→ **Task inputs**
◆ ◆ ◆
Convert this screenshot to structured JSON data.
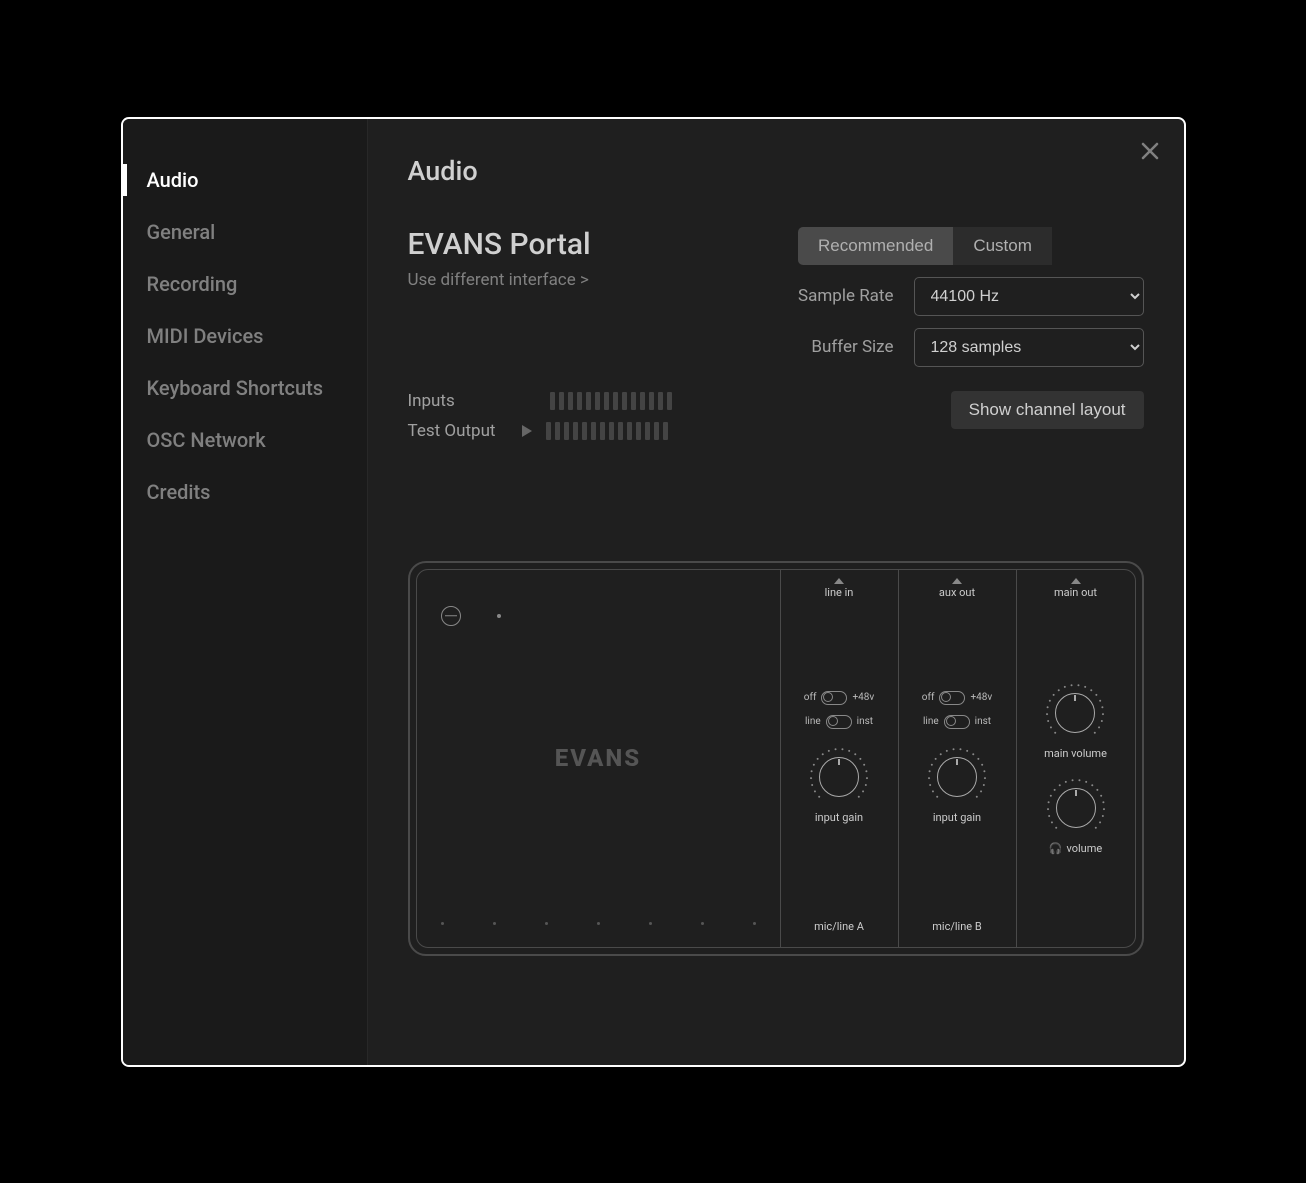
{
  "page_title": "Audio",
  "sidebar": {
    "items": [
      {
        "label": "Audio",
        "active": true
      },
      {
        "label": "General"
      },
      {
        "label": "Recording"
      },
      {
        "label": "MIDI Devices"
      },
      {
        "label": "Keyboard Shortcuts"
      },
      {
        "label": "OSC Network"
      },
      {
        "label": "Credits"
      }
    ]
  },
  "device": {
    "name": "EVANS Portal",
    "change_link": "Use different interface >"
  },
  "preset": {
    "recommended": "Recommended",
    "custom": "Custom"
  },
  "settings": {
    "sample_rate_label": "Sample Rate",
    "sample_rate_value": "44100 Hz",
    "buffer_label": "Buffer Size",
    "buffer_value": "128 samples"
  },
  "meters": {
    "inputs_label": "Inputs",
    "test_output_label": "Test Output",
    "channel_layout_btn": "Show channel layout"
  },
  "panel": {
    "brand": "EVANS",
    "sections": {
      "line_in": "line in",
      "aux_out": "aux out",
      "main_out": "main out"
    },
    "toggles": {
      "off": "off",
      "phantom": "+48v",
      "line": "line",
      "inst": "inst"
    },
    "knobs": {
      "input_gain": "input gain",
      "main_volume": "main volume",
      "volume": "volume"
    },
    "channels": {
      "a": "mic/line A",
      "b": "mic/line B"
    }
  }
}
◆ ◆ ◆
List each line of the records that holds the string "main".

      "main_out": "main out"
      "main_volume": "main volume",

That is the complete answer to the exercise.